• Request: Reproduce every entry exactly as shown.

++++ Materials provided

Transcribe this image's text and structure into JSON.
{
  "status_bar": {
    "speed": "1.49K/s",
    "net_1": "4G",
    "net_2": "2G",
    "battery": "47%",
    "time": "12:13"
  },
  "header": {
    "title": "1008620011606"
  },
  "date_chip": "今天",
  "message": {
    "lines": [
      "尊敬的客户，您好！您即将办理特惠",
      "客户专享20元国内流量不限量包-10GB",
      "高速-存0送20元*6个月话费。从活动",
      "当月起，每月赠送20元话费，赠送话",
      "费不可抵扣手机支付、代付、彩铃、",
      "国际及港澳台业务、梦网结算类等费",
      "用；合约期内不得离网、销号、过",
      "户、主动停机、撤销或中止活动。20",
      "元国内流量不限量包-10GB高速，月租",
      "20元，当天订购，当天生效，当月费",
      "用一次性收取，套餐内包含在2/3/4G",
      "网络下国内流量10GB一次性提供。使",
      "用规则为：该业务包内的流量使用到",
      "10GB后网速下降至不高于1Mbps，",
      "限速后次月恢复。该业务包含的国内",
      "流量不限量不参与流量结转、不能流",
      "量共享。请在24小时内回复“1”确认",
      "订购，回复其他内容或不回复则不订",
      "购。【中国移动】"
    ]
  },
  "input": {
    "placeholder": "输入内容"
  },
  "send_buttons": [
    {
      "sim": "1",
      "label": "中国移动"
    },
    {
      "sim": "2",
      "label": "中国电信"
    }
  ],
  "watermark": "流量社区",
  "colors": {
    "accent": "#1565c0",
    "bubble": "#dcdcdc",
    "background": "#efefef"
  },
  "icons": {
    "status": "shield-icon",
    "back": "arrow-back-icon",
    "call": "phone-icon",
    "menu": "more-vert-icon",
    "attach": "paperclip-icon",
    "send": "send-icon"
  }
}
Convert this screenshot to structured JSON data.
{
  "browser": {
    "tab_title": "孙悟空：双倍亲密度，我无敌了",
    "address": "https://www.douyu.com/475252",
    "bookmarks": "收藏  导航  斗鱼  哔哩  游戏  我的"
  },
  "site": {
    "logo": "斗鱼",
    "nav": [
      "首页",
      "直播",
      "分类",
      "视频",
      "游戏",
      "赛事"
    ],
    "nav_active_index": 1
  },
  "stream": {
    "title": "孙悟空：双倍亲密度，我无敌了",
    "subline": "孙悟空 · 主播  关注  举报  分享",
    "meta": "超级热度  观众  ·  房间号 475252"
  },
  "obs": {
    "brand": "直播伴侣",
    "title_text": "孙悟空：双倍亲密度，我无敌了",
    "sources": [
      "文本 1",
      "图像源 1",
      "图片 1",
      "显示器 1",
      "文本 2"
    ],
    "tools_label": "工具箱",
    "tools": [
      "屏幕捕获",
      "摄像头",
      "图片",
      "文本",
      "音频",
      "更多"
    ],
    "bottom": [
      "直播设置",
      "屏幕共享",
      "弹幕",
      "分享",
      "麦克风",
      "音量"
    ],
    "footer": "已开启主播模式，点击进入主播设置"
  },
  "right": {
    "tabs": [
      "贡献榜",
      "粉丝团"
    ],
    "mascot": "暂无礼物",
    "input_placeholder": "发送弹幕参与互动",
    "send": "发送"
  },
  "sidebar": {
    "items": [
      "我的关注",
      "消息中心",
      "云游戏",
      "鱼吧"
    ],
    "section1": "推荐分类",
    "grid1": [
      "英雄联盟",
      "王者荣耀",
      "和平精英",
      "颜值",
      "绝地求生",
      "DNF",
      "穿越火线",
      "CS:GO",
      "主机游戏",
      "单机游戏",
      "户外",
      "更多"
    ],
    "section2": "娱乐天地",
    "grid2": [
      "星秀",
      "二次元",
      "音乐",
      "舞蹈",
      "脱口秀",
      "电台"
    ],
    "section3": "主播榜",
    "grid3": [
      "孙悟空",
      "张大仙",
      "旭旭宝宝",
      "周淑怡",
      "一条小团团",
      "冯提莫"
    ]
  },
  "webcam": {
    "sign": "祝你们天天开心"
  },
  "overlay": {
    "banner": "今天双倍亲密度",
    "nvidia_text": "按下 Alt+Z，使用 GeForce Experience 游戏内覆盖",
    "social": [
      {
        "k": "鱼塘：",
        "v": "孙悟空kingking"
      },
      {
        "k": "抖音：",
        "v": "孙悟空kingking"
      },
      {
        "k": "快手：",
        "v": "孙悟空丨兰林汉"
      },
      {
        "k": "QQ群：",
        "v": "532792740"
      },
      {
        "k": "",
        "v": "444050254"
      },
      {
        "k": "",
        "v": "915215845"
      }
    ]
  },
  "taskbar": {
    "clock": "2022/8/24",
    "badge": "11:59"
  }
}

++++++++

• Answer below:
Transcribe this image's text and structure into JSON.
{
  "status_bar": {
    "speed": "1.49K/s",
    "net_1": "4G",
    "net_2": "2G",
    "battery": "47%",
    "time": "12:13"
  },
  "header": {
    "title": "1008620011606"
  },
  "date_chip": "今天",
  "message": {
    "lines": [
      "尊敬的客户，您好！您即将办理特惠",
      "客户专享20元国内流量不限量包-10GB",
      "高速-存0送20元*6个月话费。从活动",
      "当月起，每月赠送20元话费，赠送话",
      "费不可抵扣手机支付、代付、彩铃、",
      "国际及港澳台业务、梦网结算类等费",
      "用；合约期内不得离网、销号、过",
      "户、主动停机、撤销或中止活动。20",
      "元国内流量不限量包-10GB高速，月租",
      "20元，当天订购，当天生效，当月费",
      "用一次性收取，套餐内包含在2/3/4G",
      "网络下国内流量10GB一次性提供。使",
      "用规则为：该业务包内的流量使用到",
      "10GB后网速下降至不高于1Mbps，",
      "限速后次月恢复。该业务包含的国内",
      "流量不限量不参与流量结转、不能流",
      "量共享。请在24小时内回复“1”确认",
      "订购，回复其他内容或不回复则不订",
      "购。【中国移动】"
    ]
  },
  "input": {
    "placeholder": "输入内容"
  },
  "send_buttons": [
    {
      "sim": "1",
      "label": "中国移动"
    },
    {
      "sim": "2",
      "label": "中国电信"
    }
  ],
  "watermark": "流量社区",
  "colors": {
    "accent": "#1565c0",
    "bubble": "#dcdcdc",
    "background": "#efefef"
  },
  "icons": {
    "status": "shield-icon",
    "back": "arrow-back-icon",
    "call": "phone-icon",
    "menu": "more-vert-icon",
    "attach": "paperclip-icon",
    "send": "send-icon"
  }
}
Convert this screenshot to structured JSON data.
{
  "browser": {
    "tab_title": "孙悟空：双倍亲密度，我无敌了",
    "address": "https://www.douyu.com/475252",
    "bookmarks": "收藏  导航  斗鱼  哔哩  游戏  我的"
  },
  "site": {
    "logo": "斗鱼",
    "nav": [
      "首页",
      "直播",
      "分类",
      "视频",
      "游戏",
      "赛事"
    ],
    "nav_active_index": 1
  },
  "stream": {
    "title": "孙悟空：双倍亲密度，我无敌了",
    "subline": "孙悟空 · 主播  关注  举报  分享",
    "meta": "超级热度  观众  ·  房间号 475252"
  },
  "obs": {
    "brand": "直播伴侣",
    "title_text": "孙悟空：双倍亲密度，我无敌了",
    "sources": [
      "文本 1",
      "图像源 1",
      "图片 1",
      "显示器 1",
      "文本 2"
    ],
    "tools_label": "工具箱",
    "tools": [
      "屏幕捕获",
      "摄像头",
      "图片",
      "文本",
      "音频",
      "更多"
    ],
    "bottom": [
      "直播设置",
      "屏幕共享",
      "弹幕",
      "分享",
      "麦克风",
      "音量"
    ],
    "footer": "已开启主播模式，点击进入主播设置"
  },
  "right": {
    "tabs": [
      "贡献榜",
      "粉丝团"
    ],
    "mascot": "暂无礼物",
    "input_placeholder": "发送弹幕参与互动",
    "send": "发送"
  },
  "sidebar": {
    "items": [
      "我的关注",
      "消息中心",
      "云游戏",
      "鱼吧"
    ],
    "section1": "推荐分类",
    "grid1": [
      "英雄联盟",
      "王者荣耀",
      "和平精英",
      "颜值",
      "绝地求生",
      "DNF",
      "穿越火线",
      "CS:GO",
      "主机游戏",
      "单机游戏",
      "户外",
      "更多"
    ],
    "section2": "娱乐天地",
    "grid2": [
      "星秀",
      "二次元",
      "音乐",
      "舞蹈",
      "脱口秀",
      "电台"
    ],
    "section3": "主播榜",
    "grid3": [
      "孙悟空",
      "张大仙",
      "旭旭宝宝",
      "周淑怡",
      "一条小团团",
      "冯提莫"
    ]
  },
  "webcam": {
    "sign": "祝你们天天开心"
  },
  "overlay": {
    "banner": "今天双倍亲密度",
    "nvidia_text": "按下 Alt+Z，使用 GeForce Experience 游戏内覆盖",
    "social": [
      {
        "k": "鱼塘：",
        "v": "孙悟空kingking"
      },
      {
        "k": "抖音：",
        "v": "孙悟空kingking"
      },
      {
        "k": "快手：",
        "v": "孙悟空丨兰林汉"
      },
      {
        "k": "QQ群：",
        "v": "532792740"
      },
      {
        "k": "",
        "v": "444050254"
      },
      {
        "k": "",
        "v": "915215845"
      }
    ]
  },
  "taskbar": {
    "clock": "2022/8/24",
    "badge": "11:59"
  }
}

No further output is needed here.